**Exercise brief**
Where a line of the listing below includes the word "constr", reproduce that line.

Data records
• • • • •

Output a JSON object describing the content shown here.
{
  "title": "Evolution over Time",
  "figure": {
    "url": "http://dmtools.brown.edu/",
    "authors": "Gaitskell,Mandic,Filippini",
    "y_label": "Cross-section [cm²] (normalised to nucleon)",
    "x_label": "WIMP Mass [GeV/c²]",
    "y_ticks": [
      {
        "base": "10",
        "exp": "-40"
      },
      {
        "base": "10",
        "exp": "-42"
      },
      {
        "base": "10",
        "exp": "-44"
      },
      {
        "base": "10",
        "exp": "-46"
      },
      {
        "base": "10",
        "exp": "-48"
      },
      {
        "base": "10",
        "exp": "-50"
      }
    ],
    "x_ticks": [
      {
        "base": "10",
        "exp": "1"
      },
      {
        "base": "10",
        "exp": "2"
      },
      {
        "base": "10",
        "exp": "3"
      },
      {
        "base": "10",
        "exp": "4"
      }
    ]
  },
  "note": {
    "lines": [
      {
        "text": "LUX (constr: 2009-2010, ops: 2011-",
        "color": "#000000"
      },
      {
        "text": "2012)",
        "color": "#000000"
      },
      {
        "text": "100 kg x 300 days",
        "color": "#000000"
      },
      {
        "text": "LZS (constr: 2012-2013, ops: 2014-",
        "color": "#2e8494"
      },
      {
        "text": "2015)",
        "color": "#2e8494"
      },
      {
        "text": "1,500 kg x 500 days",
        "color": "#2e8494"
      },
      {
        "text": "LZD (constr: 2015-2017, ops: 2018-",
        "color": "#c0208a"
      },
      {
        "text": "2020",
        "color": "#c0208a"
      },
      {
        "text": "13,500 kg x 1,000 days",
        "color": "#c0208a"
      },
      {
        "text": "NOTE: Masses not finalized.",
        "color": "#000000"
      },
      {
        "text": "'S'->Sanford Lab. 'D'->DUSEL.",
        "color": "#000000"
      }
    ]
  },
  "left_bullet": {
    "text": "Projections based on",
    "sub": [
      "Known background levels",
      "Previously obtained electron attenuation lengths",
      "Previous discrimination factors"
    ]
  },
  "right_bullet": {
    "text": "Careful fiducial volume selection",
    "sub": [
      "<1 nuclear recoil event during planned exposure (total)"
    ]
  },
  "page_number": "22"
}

• • • • •

**Result**
        "text": "LUX (constr: 2009-2010, ops: 2011-",
        "text": "LZS (constr: 2012-2013, ops: 2014-",
        "text": "LZD (constr: 2015-2017, ops: 2018-",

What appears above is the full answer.